Estratto ▸
>>

L'ebraismo ha una memoria particolarmente forte e ben strutturata, viva da millenni. L'Esodo, per esempio, è spesso preso a prototipo negli studi recenti di quel lavoro teologico-politico che porta alla formazione e - con la sua memoria - alla perpetuazione della nazione. Tutta la Torà è memoria: memoria di regole, costumi, credenze, persone, cose eventi. Non storia, ma vivo insegnamento, che stabilisce delle barriere, ammonisce a non fare "come gli Egizi o i Cananei".
Peraltro uno dei rimproveri costanti che gli ebrei subiscono è di mantenersi attaccati alla loro memoria, di non diluirsi grazie ad essa nelle popolazioni fra cui vivono. Così ragiona il Faraone prima di imporre i lavori forzati, così Haman racconta al re di "un popolo separato e disperso in mezzo agli altri" "che rispetta le sue leggi" per indurlo allo sterminio, così Tacito e Seneca parlano di un popolo nemico dell'humanitas (cioè del politically correct dell'impero romano), così poi la Rivoluzione francese, la Chiesa e l'internazionale comunista. Tutti combattono contro la separatezza ebraica della memoria e dell'identità, tutti ci hanno sempre richiamato all'universalismo, cioè all'accettazione del ricordo, dei valori e delle pratiche della maggioranza, a scambiare il nostro aspro "egoismo", la nostra grettezza nemica dell'umanità (cioè ben decisa a non fondersi in essa) nel nome della dolcezza di essere politeisti come tutti, persiani come tutti, francesi come tutti, cristiani come tutti (non a caso questo è il significato del nome "cattolico", katà olos, verso tutto il corpo sociale), soprattutto laici, comunisti, progressisti come tutti, o tutti i boni cives, interessati solo al buon andamento dello Stato o della rivoluzione.

<<

Esercizi proposti ▸
(a) Rispondi in base al brano sulla memoria ebraica, una domanda per riga:
(i) Quale libro viene spesso preso a prototipo negli studi recenti?
(ii) Quali autori parlano di un popolo nemico dell'humanitas?
(iii) Quale significato viene attribuito al nome "cattolico"?
(b) Prosegui il brano sulla memoria ebraica partendo dalla sua ultima frase.
Le voci riportate qui di seguito costituiscono materiale a sé, distinto dal brano sulla memoria ebraica.

Voci fornite ▸
>>

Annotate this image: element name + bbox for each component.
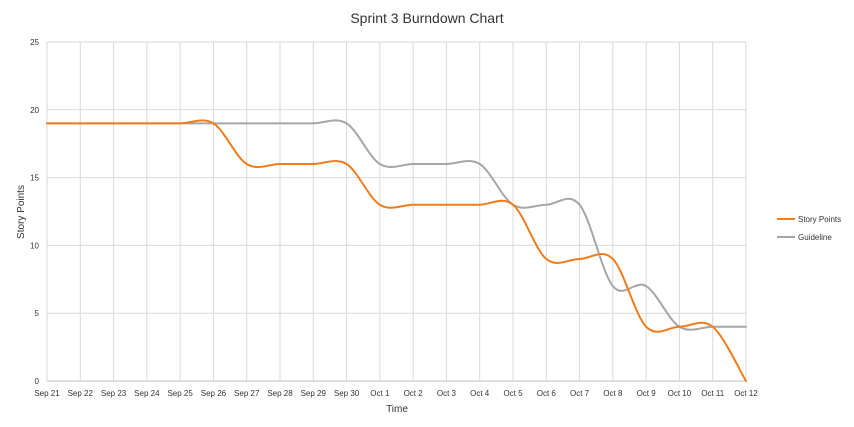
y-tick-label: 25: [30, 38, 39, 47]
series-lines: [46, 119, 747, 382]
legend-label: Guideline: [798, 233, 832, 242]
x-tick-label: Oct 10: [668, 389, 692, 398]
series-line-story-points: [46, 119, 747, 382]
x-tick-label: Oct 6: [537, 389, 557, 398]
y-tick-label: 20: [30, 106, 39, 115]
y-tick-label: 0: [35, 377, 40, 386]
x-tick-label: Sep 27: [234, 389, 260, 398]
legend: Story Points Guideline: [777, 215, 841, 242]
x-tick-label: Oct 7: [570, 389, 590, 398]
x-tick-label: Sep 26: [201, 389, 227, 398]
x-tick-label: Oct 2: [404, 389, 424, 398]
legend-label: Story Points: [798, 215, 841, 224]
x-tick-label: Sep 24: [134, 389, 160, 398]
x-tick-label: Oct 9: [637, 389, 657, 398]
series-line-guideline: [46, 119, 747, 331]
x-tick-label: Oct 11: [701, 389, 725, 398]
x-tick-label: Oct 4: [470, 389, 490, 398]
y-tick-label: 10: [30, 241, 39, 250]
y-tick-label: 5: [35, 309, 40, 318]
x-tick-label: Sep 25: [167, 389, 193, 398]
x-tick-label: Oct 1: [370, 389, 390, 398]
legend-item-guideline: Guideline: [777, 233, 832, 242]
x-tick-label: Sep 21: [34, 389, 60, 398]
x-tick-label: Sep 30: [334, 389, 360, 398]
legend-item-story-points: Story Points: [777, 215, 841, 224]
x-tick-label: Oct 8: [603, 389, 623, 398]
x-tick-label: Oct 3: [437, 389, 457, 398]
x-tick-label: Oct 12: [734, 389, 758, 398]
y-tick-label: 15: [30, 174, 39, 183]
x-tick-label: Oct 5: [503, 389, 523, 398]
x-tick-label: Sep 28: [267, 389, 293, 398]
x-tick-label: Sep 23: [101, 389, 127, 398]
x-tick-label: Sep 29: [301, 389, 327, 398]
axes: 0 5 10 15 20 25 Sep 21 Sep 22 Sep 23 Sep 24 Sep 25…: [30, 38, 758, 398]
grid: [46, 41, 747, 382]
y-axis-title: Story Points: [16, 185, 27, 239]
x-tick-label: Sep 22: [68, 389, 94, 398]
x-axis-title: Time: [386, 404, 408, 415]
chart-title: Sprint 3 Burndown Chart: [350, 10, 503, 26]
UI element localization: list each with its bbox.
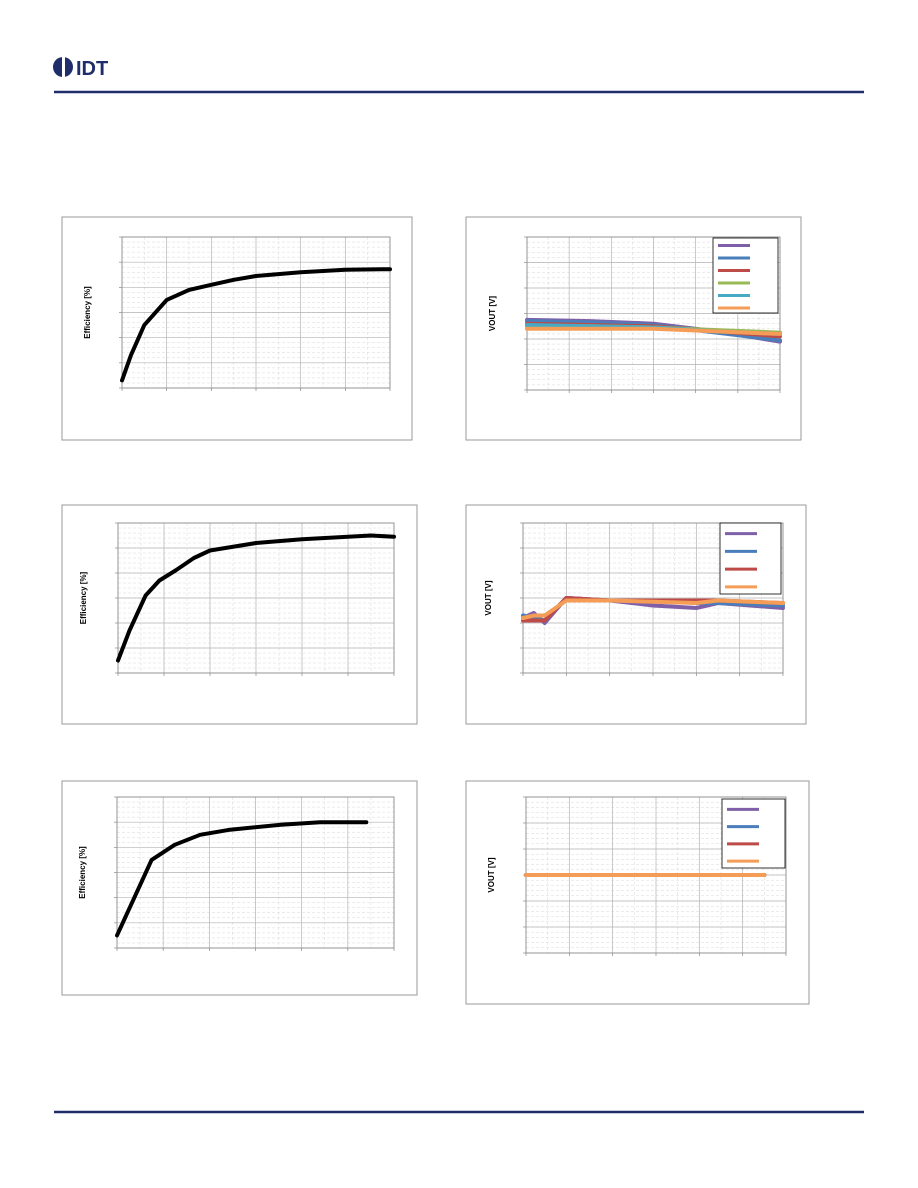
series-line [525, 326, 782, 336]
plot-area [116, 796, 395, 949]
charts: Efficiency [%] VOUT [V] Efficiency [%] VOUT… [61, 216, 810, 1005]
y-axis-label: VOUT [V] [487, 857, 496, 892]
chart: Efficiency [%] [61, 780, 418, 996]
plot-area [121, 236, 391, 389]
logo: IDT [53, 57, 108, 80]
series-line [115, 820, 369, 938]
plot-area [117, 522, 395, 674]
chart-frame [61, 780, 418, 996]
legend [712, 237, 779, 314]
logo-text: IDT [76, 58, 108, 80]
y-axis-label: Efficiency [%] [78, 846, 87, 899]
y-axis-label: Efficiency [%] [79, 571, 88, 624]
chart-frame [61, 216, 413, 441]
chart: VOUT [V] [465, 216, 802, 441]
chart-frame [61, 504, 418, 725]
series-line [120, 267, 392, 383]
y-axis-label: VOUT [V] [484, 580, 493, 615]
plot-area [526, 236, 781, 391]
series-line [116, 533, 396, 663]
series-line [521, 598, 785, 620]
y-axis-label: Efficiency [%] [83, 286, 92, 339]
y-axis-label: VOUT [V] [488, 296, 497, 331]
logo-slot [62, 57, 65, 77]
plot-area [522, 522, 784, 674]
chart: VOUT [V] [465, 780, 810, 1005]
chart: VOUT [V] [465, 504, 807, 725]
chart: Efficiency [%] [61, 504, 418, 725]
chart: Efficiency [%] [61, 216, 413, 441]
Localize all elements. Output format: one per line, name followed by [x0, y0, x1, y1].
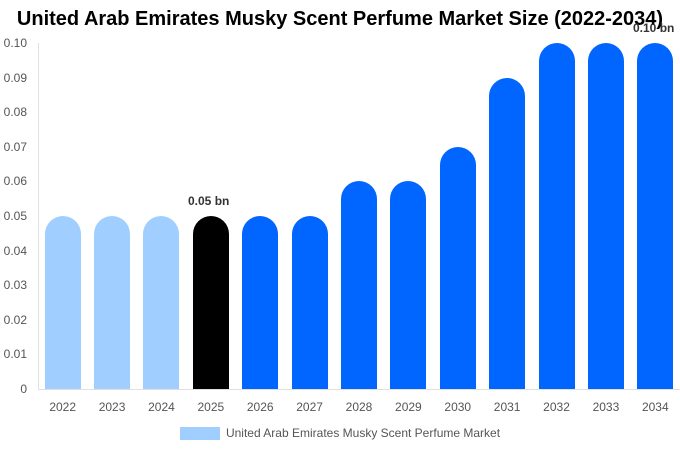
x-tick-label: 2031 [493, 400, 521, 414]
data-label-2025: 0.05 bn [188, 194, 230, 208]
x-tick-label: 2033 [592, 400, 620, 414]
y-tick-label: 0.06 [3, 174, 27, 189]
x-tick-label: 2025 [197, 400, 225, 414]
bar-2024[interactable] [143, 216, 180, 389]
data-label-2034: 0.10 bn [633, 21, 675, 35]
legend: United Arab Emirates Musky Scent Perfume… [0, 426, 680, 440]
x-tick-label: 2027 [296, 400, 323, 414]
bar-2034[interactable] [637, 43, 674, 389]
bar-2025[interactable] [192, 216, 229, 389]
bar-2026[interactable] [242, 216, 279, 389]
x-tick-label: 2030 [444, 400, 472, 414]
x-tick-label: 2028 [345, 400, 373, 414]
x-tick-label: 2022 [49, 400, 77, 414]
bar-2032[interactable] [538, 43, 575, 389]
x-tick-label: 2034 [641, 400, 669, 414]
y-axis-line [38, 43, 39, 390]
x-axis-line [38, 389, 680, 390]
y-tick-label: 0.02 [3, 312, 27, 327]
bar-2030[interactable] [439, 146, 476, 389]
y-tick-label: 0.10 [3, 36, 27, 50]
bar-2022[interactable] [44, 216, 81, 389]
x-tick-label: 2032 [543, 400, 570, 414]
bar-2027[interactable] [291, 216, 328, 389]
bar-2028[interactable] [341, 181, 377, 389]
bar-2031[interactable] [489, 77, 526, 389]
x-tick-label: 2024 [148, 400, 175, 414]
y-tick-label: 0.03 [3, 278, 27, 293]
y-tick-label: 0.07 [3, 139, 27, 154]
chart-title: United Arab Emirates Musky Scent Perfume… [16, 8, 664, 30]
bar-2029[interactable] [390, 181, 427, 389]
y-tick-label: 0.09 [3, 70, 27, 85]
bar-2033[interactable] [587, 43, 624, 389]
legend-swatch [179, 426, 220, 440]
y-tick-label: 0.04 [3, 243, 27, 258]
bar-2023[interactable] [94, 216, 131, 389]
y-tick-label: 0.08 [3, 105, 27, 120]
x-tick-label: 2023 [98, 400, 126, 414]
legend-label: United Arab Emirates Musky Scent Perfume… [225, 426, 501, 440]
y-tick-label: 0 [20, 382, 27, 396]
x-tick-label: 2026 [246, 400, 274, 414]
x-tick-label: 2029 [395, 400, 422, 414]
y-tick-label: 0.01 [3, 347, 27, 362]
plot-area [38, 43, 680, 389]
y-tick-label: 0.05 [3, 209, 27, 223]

<<

Risposte all'esercizio ▸
(a)
(i) L'Esodo.
(ii) Tacito e Seneca.
(iii) Katà olos, cioè "verso tutto il corpo sociale".

(b)
E' successo anche con la Shoà, in cui il tentativo di costruire una immagine condivisa si è spesso risolto in una distruzione del suo senso. Ad Auschwitz per Giovanni Paolo II c'era il nuovo Golgota, un sacrificio o olocausto da accettare cristianamente come fece Edith Stein; per lo stato polacco vi occorse la distruzione di un milione e mezzo di polacchi (di varia provenienza religiosa, ma questo occorre dirlo); per la sinistra che concepì il padiglione italiano, di deportati, la cui appartenenza religiosa era altrettanto poco significativa; per i comunisti di comunisti e altri antinazisti; per il politically correct di varie minoranze (rom, gay, malati mentali, handicappati, antinazisti e... anche ebrei). Per molti oggi la Shoà è una delle infinite stragi della storia e va de-etnicizzata. Senza negare che il nazismo si accanì contro molti nemici, è nostro dovere ricordare la peculiarità del suo odio antiebraico e della Shoà, come ricordare fra i crimini dei "re cristianissmi di Spagna" la nostra cacciata, oltre al colonialismo in Sudamerica e la repressione dei moriscos e degli eretici.
Questo non significa rifiutare di compiangere altri genocidi (quello degli armeni, per esempio) o non essere solidali con tutte le vittime dell'ingiustizia. Ma capire che lo dobbiamo fare in quanto ebrei, attaccati alla nostra memoria, alla nostra tradizione, ala nostra identità, sfuggendo ala sirena universalistica che porta all'autodistruzione culturale. C'è oggi una larga tendenza politico-culturale che considera dannose e pericolose le identità e le nazioni, cerca di dimostrarne l'inesistenza o il carattere abusivo - è l'ultima eredità dell'internazionalismo marxista e l'impropria attribuzione di tutti i mali del passato all'esistenza di gruppi identitari, nazionali, religiosi, di popolo. Questa guerra alle differenze è l'equivalente culturale della globalizzazione. E' una tendenza fortemente distruttiva di culture, che cerca di applicare a tutta la vita l'ideale di burocrazie sradicate come quelle europee o dell'Onu, o l'estetica uniforme e squallida dello stile internazionale in architettura. Anche senza pensare al nostro ebraismo bisogna opporvisi. Ogni cultura uniformata è una cultura uccisa, ogni lingua soppiantata dall'inglese o dal cinese è una lingua morta, ogni cucina industrializzata è un gusto sparito.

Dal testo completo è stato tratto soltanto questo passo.